Provide an exact copy of the data, excluding the images.

(Data tied to figure images)
§
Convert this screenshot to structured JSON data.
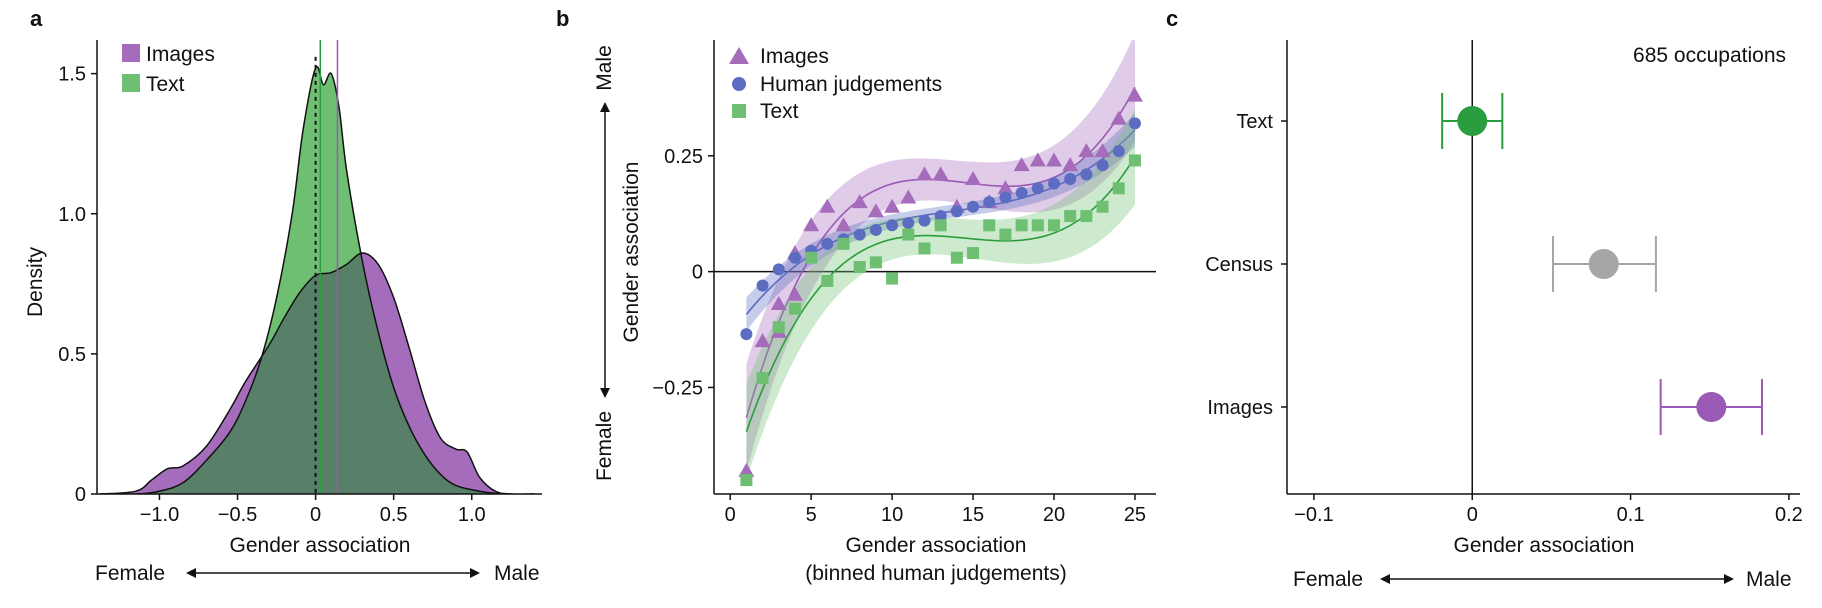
{
  "colors": {
    "images": "#9b59b6",
    "images_fill": "#a56cbc",
    "text": "#2a9d3e",
    "text_fill": "#6fbf73",
    "overlap_fill": "#587f67",
    "human": "#5b6cc1",
    "census": "#a6a6a6",
    "axis": "#111111"
  },
  "chart_data": [
    {
      "panel": "a",
      "type": "area",
      "title": "",
      "xlabel": "Gender association",
      "ylabel": "Density",
      "xticks": [
        "−1.0",
        "−0.5",
        "0",
        "0.5",
        "1.0"
      ],
      "yticks": [
        "0",
        "0.5",
        "1.0",
        "1.5"
      ],
      "xlim": [
        -1.4,
        1.45
      ],
      "ylim": [
        0,
        1.62
      ],
      "direction_left": "Female",
      "direction_right": "Male",
      "legend": [
        "Images",
        "Text"
      ],
      "legend_position": "top-left",
      "mean_lines": {
        "zero": 0,
        "text": 0.03,
        "images": 0.14
      },
      "series": [
        {
          "name": "Images",
          "x": [
            -1.38,
            -1.15,
            -1.05,
            -0.95,
            -0.85,
            -0.7,
            -0.55,
            -0.45,
            -0.3,
            -0.2,
            -0.1,
            0.0,
            0.1,
            0.2,
            0.3,
            0.4,
            0.5,
            0.6,
            0.7,
            0.8,
            0.9,
            0.97,
            1.05,
            1.15,
            1.25,
            1.4
          ],
          "values": [
            0.0,
            0.01,
            0.05,
            0.09,
            0.1,
            0.17,
            0.3,
            0.4,
            0.53,
            0.63,
            0.72,
            0.78,
            0.79,
            0.82,
            0.86,
            0.82,
            0.7,
            0.52,
            0.33,
            0.2,
            0.16,
            0.15,
            0.06,
            0.01,
            0.0,
            0.0
          ]
        },
        {
          "name": "Text",
          "x": [
            -1.38,
            -1.15,
            -1.0,
            -0.85,
            -0.7,
            -0.55,
            -0.45,
            -0.35,
            -0.25,
            -0.15,
            -0.08,
            0.0,
            0.05,
            0.1,
            0.15,
            0.2,
            0.3,
            0.4,
            0.5,
            0.6,
            0.7,
            0.8,
            0.9,
            1.05,
            1.2,
            1.4
          ],
          "values": [
            0.0,
            0.0,
            0.01,
            0.04,
            0.12,
            0.22,
            0.33,
            0.48,
            0.7,
            1.0,
            1.3,
            1.52,
            1.46,
            1.5,
            1.38,
            1.15,
            0.83,
            0.58,
            0.38,
            0.24,
            0.14,
            0.07,
            0.03,
            0.01,
            0.0,
            0.0
          ]
        }
      ]
    },
    {
      "panel": "b",
      "type": "scatter",
      "title": "",
      "xlabel": "Gender association",
      "xlabel_line2": "(binned human judgements)",
      "ylabel": "Gender association",
      "xticks": [
        "0",
        "5",
        "10",
        "15",
        "20",
        "25"
      ],
      "yticks": [
        "−0.25",
        "0",
        "0.25"
      ],
      "xlim": [
        -1,
        26.3
      ],
      "ylim": [
        -0.48,
        0.5
      ],
      "direction_bottom": "Female",
      "direction_top": "Male",
      "legend": [
        "Images",
        "Human judgements",
        "Text"
      ],
      "legend_position": "top-left",
      "series": [
        {
          "name": "Images",
          "marker": "triangle",
          "x": [
            1,
            2,
            3,
            3,
            4,
            4,
            5,
            6,
            7,
            8,
            9,
            10,
            11,
            12,
            13,
            14,
            15,
            16,
            17,
            18,
            19,
            20,
            21,
            22,
            23,
            24,
            25
          ],
          "values": [
            -0.43,
            -0.15,
            -0.07,
            -0.13,
            -0.05,
            0.04,
            0.1,
            0.14,
            0.1,
            0.15,
            0.13,
            0.14,
            0.16,
            0.21,
            0.21,
            0.14,
            0.2,
            0.15,
            0.18,
            0.23,
            0.24,
            0.24,
            0.23,
            0.26,
            0.26,
            0.33,
            0.38
          ]
        },
        {
          "name": "Human judgements",
          "marker": "circle",
          "x": [
            1,
            2,
            3,
            4,
            5,
            6,
            7,
            8,
            9,
            10,
            11,
            12,
            13,
            14,
            15,
            16,
            17,
            18,
            19,
            20,
            21,
            22,
            23,
            24,
            25
          ],
          "values": [
            -0.135,
            -0.03,
            0.005,
            0.03,
            0.045,
            0.06,
            0.07,
            0.08,
            0.09,
            0.1,
            0.105,
            0.11,
            0.12,
            0.13,
            0.14,
            0.15,
            0.16,
            0.17,
            0.18,
            0.19,
            0.2,
            0.21,
            0.23,
            0.26,
            0.32
          ]
        },
        {
          "name": "Text",
          "marker": "square",
          "x": [
            1,
            2,
            3,
            4,
            5,
            6,
            7,
            8,
            9,
            10,
            11,
            12,
            13,
            14,
            15,
            16,
            17,
            18,
            19,
            20,
            21,
            22,
            23,
            24,
            25
          ],
          "values": [
            -0.45,
            -0.23,
            -0.12,
            -0.08,
            0.03,
            -0.02,
            0.06,
            0.01,
            0.02,
            -0.015,
            0.08,
            0.05,
            0.1,
            0.03,
            0.04,
            0.1,
            0.08,
            0.1,
            0.1,
            0.1,
            0.12,
            0.12,
            0.14,
            0.18,
            0.24
          ]
        }
      ]
    },
    {
      "panel": "c",
      "type": "scatter",
      "title": "",
      "annotation": "685 occupations",
      "xlabel": "Gender association",
      "xticks": [
        "−0.1",
        "0",
        "0.1",
        "0.2"
      ],
      "xlim": [
        -0.117,
        0.207
      ],
      "direction_left": "Female",
      "direction_right": "Male",
      "categories": [
        "Text",
        "Census",
        "Images"
      ],
      "values": [
        0.0,
        0.083,
        0.151
      ],
      "ci_low": [
        -0.019,
        0.051,
        0.119
      ],
      "ci_high": [
        0.019,
        0.116,
        0.183
      ]
    }
  ]
}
§
FULL OUTPUT:
Convert this screenshot to structured JSON data.
{
  "colors": {
    "images": "#9b59b6",
    "images_fill": "#a56cbc",
    "text": "#2a9d3e",
    "text_fill": "#6fbf73",
    "overlap_fill": "#587f67",
    "human": "#5b6cc1",
    "census": "#a6a6a6",
    "axis": "#111111"
  },
  "chart_data": [
    {
      "panel": "a",
      "type": "area",
      "title": "",
      "xlabel": "Gender association",
      "ylabel": "Density",
      "xticks": [
        "−1.0",
        "−0.5",
        "0",
        "0.5",
        "1.0"
      ],
      "yticks": [
        "0",
        "0.5",
        "1.0",
        "1.5"
      ],
      "xlim": [
        -1.4,
        1.45
      ],
      "ylim": [
        0,
        1.62
      ],
      "direction_left": "Female",
      "direction_right": "Male",
      "legend": [
        "Images",
        "Text"
      ],
      "legend_position": "top-left",
      "mean_lines": {
        "zero": 0,
        "text": 0.03,
        "images": 0.14
      },
      "series": [
        {
          "name": "Images",
          "x": [
            -1.38,
            -1.15,
            -1.05,
            -0.95,
            -0.85,
            -0.7,
            -0.55,
            -0.45,
            -0.3,
            -0.2,
            -0.1,
            0.0,
            0.1,
            0.2,
            0.3,
            0.4,
            0.5,
            0.6,
            0.7,
            0.8,
            0.9,
            0.97,
            1.05,
            1.15,
            1.25,
            1.4
          ],
          "values": [
            0.0,
            0.01,
            0.05,
            0.09,
            0.1,
            0.17,
            0.3,
            0.4,
            0.53,
            0.63,
            0.72,
            0.78,
            0.79,
            0.82,
            0.86,
            0.82,
            0.7,
            0.52,
            0.33,
            0.2,
            0.16,
            0.15,
            0.06,
            0.01,
            0.0,
            0.0
          ]
        },
        {
          "name": "Text",
          "x": [
            -1.38,
            -1.15,
            -1.0,
            -0.85,
            -0.7,
            -0.55,
            -0.45,
            -0.35,
            -0.25,
            -0.15,
            -0.08,
            0.0,
            0.05,
            0.1,
            0.15,
            0.2,
            0.3,
            0.4,
            0.5,
            0.6,
            0.7,
            0.8,
            0.9,
            1.05,
            1.2,
            1.4
          ],
          "values": [
            0.0,
            0.0,
            0.01,
            0.04,
            0.12,
            0.22,
            0.33,
            0.48,
            0.7,
            1.0,
            1.3,
            1.52,
            1.46,
            1.5,
            1.38,
            1.15,
            0.83,
            0.58,
            0.38,
            0.24,
            0.14,
            0.07,
            0.03,
            0.01,
            0.0,
            0.0
          ]
        }
      ]
    },
    {
      "panel": "b",
      "type": "scatter",
      "title": "",
      "xlabel": "Gender association",
      "xlabel_line2": "(binned human judgements)",
      "ylabel": "Gender association",
      "xticks": [
        "0",
        "5",
        "10",
        "15",
        "20",
        "25"
      ],
      "yticks": [
        "−0.25",
        "0",
        "0.25"
      ],
      "xlim": [
        -1,
        26.3
      ],
      "ylim": [
        -0.48,
        0.5
      ],
      "direction_bottom": "Female",
      "direction_top": "Male",
      "legend": [
        "Images",
        "Human judgements",
        "Text"
      ],
      "legend_position": "top-left",
      "series": [
        {
          "name": "Images",
          "marker": "triangle",
          "x": [
            1,
            2,
            3,
            3,
            4,
            4,
            5,
            6,
            7,
            8,
            9,
            10,
            11,
            12,
            13,
            14,
            15,
            16,
            17,
            18,
            19,
            20,
            21,
            22,
            23,
            24,
            25
          ],
          "values": [
            -0.43,
            -0.15,
            -0.07,
            -0.13,
            -0.05,
            0.04,
            0.1,
            0.14,
            0.1,
            0.15,
            0.13,
            0.14,
            0.16,
            0.21,
            0.21,
            0.14,
            0.2,
            0.15,
            0.18,
            0.23,
            0.24,
            0.24,
            0.23,
            0.26,
            0.26,
            0.33,
            0.38
          ]
        },
        {
          "name": "Human judgements",
          "marker": "circle",
          "x": [
            1,
            2,
            3,
            4,
            5,
            6,
            7,
            8,
            9,
            10,
            11,
            12,
            13,
            14,
            15,
            16,
            17,
            18,
            19,
            20,
            21,
            22,
            23,
            24,
            25
          ],
          "values": [
            -0.135,
            -0.03,
            0.005,
            0.03,
            0.045,
            0.06,
            0.07,
            0.08,
            0.09,
            0.1,
            0.105,
            0.11,
            0.12,
            0.13,
            0.14,
            0.15,
            0.16,
            0.17,
            0.18,
            0.19,
            0.2,
            0.21,
            0.23,
            0.26,
            0.32
          ]
        },
        {
          "name": "Text",
          "marker": "square",
          "x": [
            1,
            2,
            3,
            4,
            5,
            6,
            7,
            8,
            9,
            10,
            11,
            12,
            13,
            14,
            15,
            16,
            17,
            18,
            19,
            20,
            21,
            22,
            23,
            24,
            25
          ],
          "values": [
            -0.45,
            -0.23,
            -0.12,
            -0.08,
            0.03,
            -0.02,
            0.06,
            0.01,
            0.02,
            -0.015,
            0.08,
            0.05,
            0.1,
            0.03,
            0.04,
            0.1,
            0.08,
            0.1,
            0.1,
            0.1,
            0.12,
            0.12,
            0.14,
            0.18,
            0.24
          ]
        }
      ]
    },
    {
      "panel": "c",
      "type": "scatter",
      "title": "",
      "annotation": "685 occupations",
      "xlabel": "Gender association",
      "xticks": [
        "−0.1",
        "0",
        "0.1",
        "0.2"
      ],
      "xlim": [
        -0.117,
        0.207
      ],
      "direction_left": "Female",
      "direction_right": "Male",
      "categories": [
        "Text",
        "Census",
        "Images"
      ],
      "values": [
        0.0,
        0.083,
        0.151
      ],
      "ci_low": [
        -0.019,
        0.051,
        0.119
      ],
      "ci_high": [
        0.019,
        0.116,
        0.183
      ]
    }
  ]
}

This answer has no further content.